→ Data section
###

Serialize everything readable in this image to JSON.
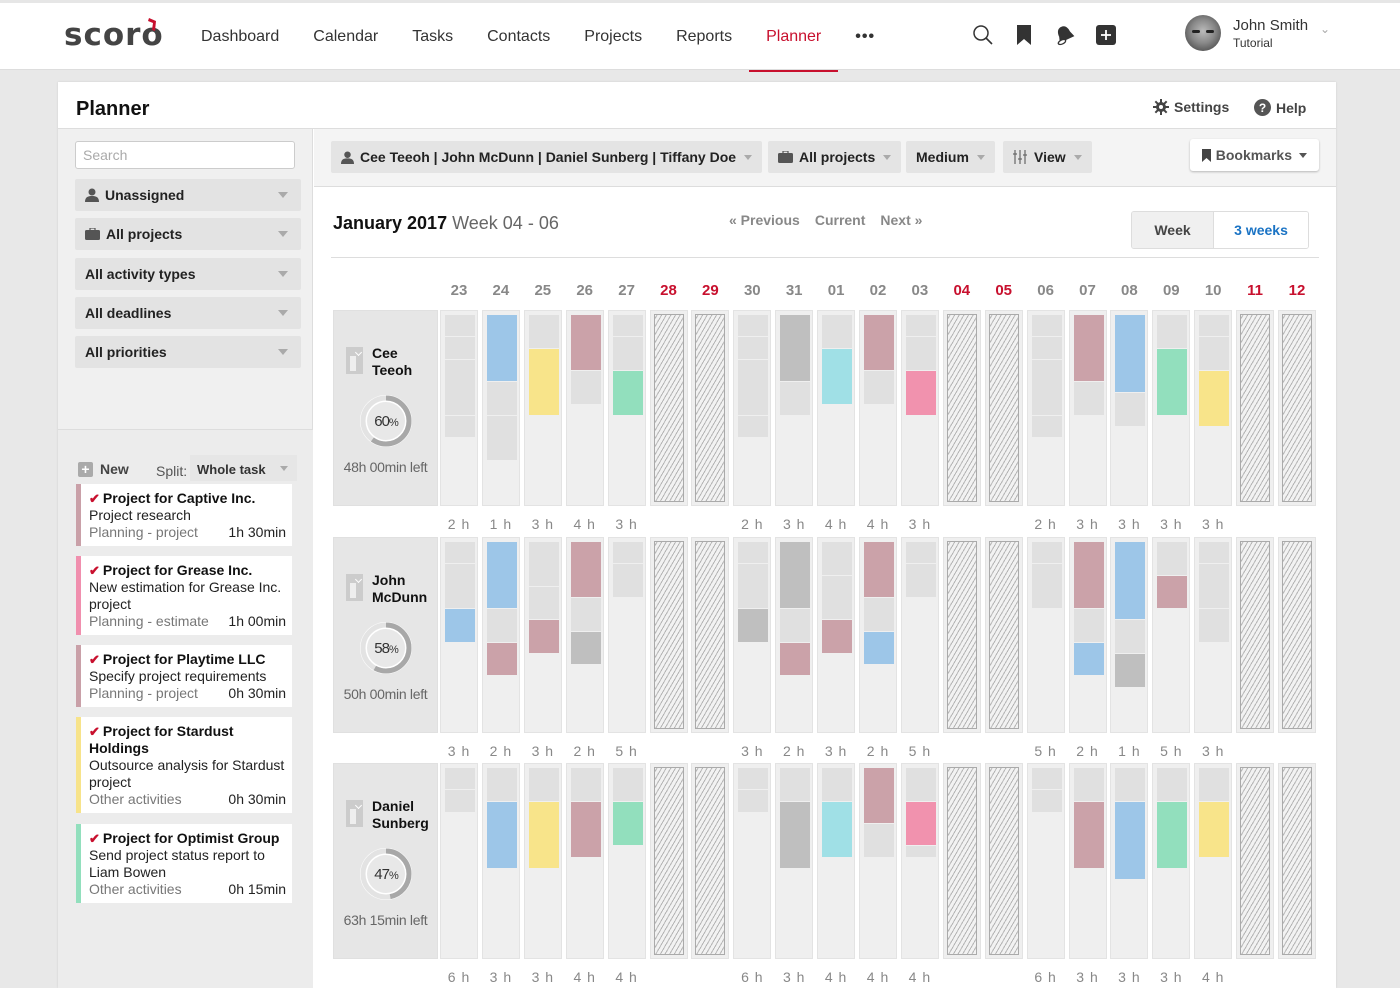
{
  "app": {
    "logo": "scoro",
    "nav": [
      {
        "label": "Dashboard",
        "active": false
      },
      {
        "label": "Calendar",
        "active": false
      },
      {
        "label": "Tasks",
        "active": false
      },
      {
        "label": "Contacts",
        "active": false
      },
      {
        "label": "Projects",
        "active": false
      },
      {
        "label": "Reports",
        "active": false
      },
      {
        "label": "Planner",
        "active": true
      }
    ],
    "nav_more": "•••",
    "icons": [
      "search-icon",
      "bookmark-icon",
      "bell-icon",
      "add-icon"
    ],
    "user": {
      "name": "John Smith",
      "role": "Tutorial"
    }
  },
  "page": {
    "title": "Planner",
    "settings_label": "Settings",
    "help_label": "Help"
  },
  "sidebar": {
    "search_placeholder": "Search",
    "filters": [
      {
        "label": "Unassigned",
        "icon": "user-icon"
      },
      {
        "label": "All projects",
        "icon": "briefcase-icon"
      },
      {
        "label": "All activity types",
        "icon": ""
      },
      {
        "label": "All deadlines",
        "icon": ""
      },
      {
        "label": "All priorities",
        "icon": ""
      }
    ],
    "new_label": "New",
    "split_label": "Split:",
    "split_value": "Whole task",
    "tasks": [
      {
        "project": "Project for Captive Inc.",
        "desc": "Project research",
        "type": "Planning - project",
        "time": "1h 30min",
        "color": "#c9a0a8"
      },
      {
        "project": "Project for Grease Inc.",
        "desc": "New estimation for Grease Inc. project",
        "type": "Planning - estimate",
        "time": "1h 00min",
        "color": "#f08fae"
      },
      {
        "project": "Project for Playtime LLC",
        "desc": "Specify project requirements",
        "type": "Planning - project",
        "time": "0h 30min",
        "color": "#c9a0a8"
      },
      {
        "project": "Project for Stardust Holdings",
        "desc": "Outsource analysis for Stardust project",
        "type": "Other activities",
        "time": "0h 30min",
        "color": "#f7e38a"
      },
      {
        "project": "Project for Optimist Group",
        "desc": "Send project status report to Liam Bowen",
        "type": "Other activities",
        "time": "0h 15min",
        "color": "#92dfbd"
      }
    ]
  },
  "toolbar": {
    "users_label": "Cee Teeoh | John McDunn | Daniel Sunberg | Tiffany Doe",
    "projects_label": "All projects",
    "size_label": "Medium",
    "view_label": "View",
    "bookmarks_label": "Bookmarks"
  },
  "period": {
    "month": "January 2017",
    "weeks": "Week 04 - 06",
    "prev_label": "« Previous",
    "current_label": "Current",
    "next_label": "Next »",
    "range_week": "Week",
    "range_3weeks": "3 weeks",
    "range_selected": "3 weeks"
  },
  "colors": {
    "accent": "#c8102e",
    "link": "#1a73c4",
    "empty": "#e0e0e0",
    "blue": "#9dc6e8",
    "yellow": "#f8e48a",
    "rose": "#cba2a9",
    "green": "#92dfbd",
    "grey": "#bfbfbf",
    "cyan": "#a0e0e6",
    "pink": "#f192ae"
  },
  "days": [
    {
      "d": "23",
      "weekend": false
    },
    {
      "d": "24",
      "weekend": false
    },
    {
      "d": "25",
      "weekend": false
    },
    {
      "d": "26",
      "weekend": false
    },
    {
      "d": "27",
      "weekend": false
    },
    {
      "d": "28",
      "weekend": true
    },
    {
      "d": "29",
      "weekend": true
    },
    {
      "d": "30",
      "weekend": false
    },
    {
      "d": "31",
      "weekend": false
    },
    {
      "d": "01",
      "weekend": false
    },
    {
      "d": "02",
      "weekend": false
    },
    {
      "d": "03",
      "weekend": false
    },
    {
      "d": "04",
      "weekend": true
    },
    {
      "d": "05",
      "weekend": true
    },
    {
      "d": "06",
      "weekend": false
    },
    {
      "d": "07",
      "weekend": false
    },
    {
      "d": "08",
      "weekend": false
    },
    {
      "d": "09",
      "weekend": false
    },
    {
      "d": "10",
      "weekend": false
    },
    {
      "d": "11",
      "weekend": true
    },
    {
      "d": "12",
      "weekend": true
    }
  ],
  "people": [
    {
      "first": "Cee",
      "last": "Teeoh",
      "percent": 60,
      "left": "48h 00min left",
      "hours": [
        "2 h",
        "1 h",
        "3 h",
        "4 h",
        "3 h",
        "",
        "",
        "2 h",
        "3 h",
        "4 h",
        "4 h",
        "3 h",
        "",
        "",
        "2 h",
        "3 h",
        "3 h",
        "3 h",
        "3 h",
        "",
        ""
      ],
      "blocks": [
        [
          [
            0,
            2,
            "empty"
          ],
          [
            2,
            2,
            "empty"
          ],
          [
            4,
            5,
            "empty"
          ],
          [
            9,
            2,
            "empty"
          ]
        ],
        [
          [
            0,
            6,
            "blue"
          ],
          [
            6,
            3,
            "empty"
          ],
          [
            9,
            4,
            "empty"
          ]
        ],
        [
          [
            0,
            3,
            "empty"
          ],
          [
            3,
            6,
            "yellow"
          ]
        ],
        [
          [
            0,
            5,
            "rose"
          ],
          [
            5,
            3,
            "empty"
          ]
        ],
        [
          [
            0,
            2,
            "empty"
          ],
          [
            2,
            3,
            "empty"
          ],
          [
            5,
            4,
            "green"
          ]
        ],
        null,
        null,
        [
          [
            0,
            2,
            "empty"
          ],
          [
            2,
            2,
            "empty"
          ],
          [
            4,
            5,
            "empty"
          ],
          [
            9,
            2,
            "empty"
          ]
        ],
        [
          [
            0,
            6,
            "grey"
          ],
          [
            6,
            3,
            "empty"
          ]
        ],
        [
          [
            0,
            3,
            "empty"
          ],
          [
            3,
            5,
            "cyan"
          ]
        ],
        [
          [
            0,
            5,
            "rose"
          ],
          [
            5,
            3,
            "empty"
          ]
        ],
        [
          [
            0,
            2,
            "empty"
          ],
          [
            2,
            3,
            "empty"
          ],
          [
            5,
            4,
            "pink"
          ]
        ],
        null,
        null,
        [
          [
            0,
            2,
            "empty"
          ],
          [
            2,
            2,
            "empty"
          ],
          [
            4,
            5,
            "empty"
          ],
          [
            9,
            2,
            "empty"
          ]
        ],
        [
          [
            0,
            6,
            "rose"
          ],
          [
            6,
            3,
            "empty"
          ]
        ],
        [
          [
            0,
            7,
            "blue"
          ],
          [
            7,
            3,
            "empty"
          ]
        ],
        [
          [
            0,
            3,
            "empty"
          ],
          [
            3,
            6,
            "green"
          ]
        ],
        [
          [
            0,
            2,
            "empty"
          ],
          [
            2,
            3,
            "empty"
          ],
          [
            5,
            5,
            "yellow"
          ]
        ],
        null,
        null
      ]
    },
    {
      "first": "John",
      "last": "McDunn",
      "percent": 58,
      "left": "50h 00min left",
      "hours": [
        "3 h",
        "2 h",
        "3 h",
        "2 h",
        "5 h",
        "",
        "",
        "3 h",
        "2 h",
        "3 h",
        "2 h",
        "5 h",
        "",
        "",
        "5 h",
        "2 h",
        "1 h",
        "5 h",
        "3 h",
        "",
        ""
      ],
      "blocks": [
        [
          [
            0,
            2,
            "empty"
          ],
          [
            2,
            4,
            "empty"
          ],
          [
            6,
            3,
            "blue"
          ]
        ],
        [
          [
            0,
            6,
            "blue"
          ],
          [
            6,
            3,
            "empty"
          ],
          [
            9,
            3,
            "rose"
          ]
        ],
        [
          [
            0,
            4,
            "empty"
          ],
          [
            4,
            3,
            "empty"
          ],
          [
            7,
            3,
            "rose"
          ]
        ],
        [
          [
            0,
            5,
            "rose"
          ],
          [
            5,
            3,
            "empty"
          ],
          [
            8,
            3,
            "grey"
          ]
        ],
        [
          [
            0,
            2,
            "empty"
          ],
          [
            2,
            3,
            "empty"
          ]
        ],
        null,
        null,
        [
          [
            0,
            2,
            "empty"
          ],
          [
            2,
            4,
            "empty"
          ],
          [
            6,
            3,
            "grey"
          ]
        ],
        [
          [
            0,
            6,
            "grey"
          ],
          [
            6,
            3,
            "empty"
          ],
          [
            9,
            3,
            "rose"
          ]
        ],
        [
          [
            0,
            3,
            "empty"
          ],
          [
            3,
            4,
            "empty"
          ],
          [
            7,
            3,
            "rose"
          ]
        ],
        [
          [
            0,
            5,
            "rose"
          ],
          [
            5,
            3,
            "empty"
          ],
          [
            8,
            3,
            "blue"
          ]
        ],
        [
          [
            0,
            2,
            "empty"
          ],
          [
            2,
            3,
            "empty"
          ]
        ],
        null,
        null,
        [
          [
            0,
            2,
            "empty"
          ],
          [
            2,
            4,
            "empty"
          ]
        ],
        [
          [
            0,
            6,
            "rose"
          ],
          [
            6,
            3,
            "empty"
          ],
          [
            9,
            3,
            "blue"
          ]
        ],
        [
          [
            0,
            7,
            "blue"
          ],
          [
            7,
            3,
            "empty"
          ],
          [
            10,
            3,
            "grey"
          ]
        ],
        [
          [
            0,
            3,
            "empty"
          ],
          [
            3,
            3,
            "rose"
          ]
        ],
        [
          [
            0,
            2,
            "empty"
          ],
          [
            2,
            4,
            "empty"
          ],
          [
            6,
            3,
            "empty"
          ]
        ],
        null,
        null
      ]
    },
    {
      "first": "Daniel",
      "last": "Sunberg",
      "percent": 47,
      "left": "63h 15min left",
      "hours": [
        "6 h",
        "3 h",
        "3 h",
        "4 h",
        "4 h",
        "",
        "",
        "6 h",
        "3 h",
        "4 h",
        "4 h",
        "4 h",
        "",
        "",
        "6 h",
        "3 h",
        "3 h",
        "3 h",
        "4 h",
        "",
        ""
      ],
      "blocks": [
        [
          [
            0,
            2,
            "empty"
          ],
          [
            2,
            2,
            "empty"
          ]
        ],
        [
          [
            0,
            3,
            "empty"
          ],
          [
            3,
            6,
            "blue"
          ]
        ],
        [
          [
            0,
            3,
            "empty"
          ],
          [
            3,
            6,
            "yellow"
          ]
        ],
        [
          [
            0,
            3,
            "empty"
          ],
          [
            3,
            5,
            "rose"
          ]
        ],
        [
          [
            0,
            3,
            "empty"
          ],
          [
            3,
            4,
            "green"
          ]
        ],
        null,
        null,
        [
          [
            0,
            2,
            "empty"
          ],
          [
            2,
            2,
            "empty"
          ]
        ],
        [
          [
            0,
            3,
            "empty"
          ],
          [
            3,
            6,
            "grey"
          ]
        ],
        [
          [
            0,
            3,
            "empty"
          ],
          [
            3,
            5,
            "cyan"
          ]
        ],
        [
          [
            0,
            5,
            "rose"
          ],
          [
            5,
            3,
            "empty"
          ]
        ],
        [
          [
            0,
            3,
            "empty"
          ],
          [
            3,
            4,
            "pink"
          ],
          [
            7,
            1,
            "empty"
          ]
        ],
        null,
        null,
        [
          [
            0,
            2,
            "empty"
          ],
          [
            2,
            2,
            "empty"
          ]
        ],
        [
          [
            0,
            3,
            "empty"
          ],
          [
            3,
            6,
            "rose"
          ]
        ],
        [
          [
            0,
            3,
            "empty"
          ],
          [
            3,
            7,
            "blue"
          ]
        ],
        [
          [
            0,
            3,
            "empty"
          ],
          [
            3,
            6,
            "green"
          ]
        ],
        [
          [
            0,
            3,
            "empty"
          ],
          [
            3,
            5,
            "yellow"
          ]
        ],
        null,
        null
      ]
    }
  ]
}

###

Extract every line that has the string "Daniel" in it.

    "users_label": "Cee Teeoh | John McDunn | Daniel Sunberg | Tiffany Doe",
      "first": "Daniel",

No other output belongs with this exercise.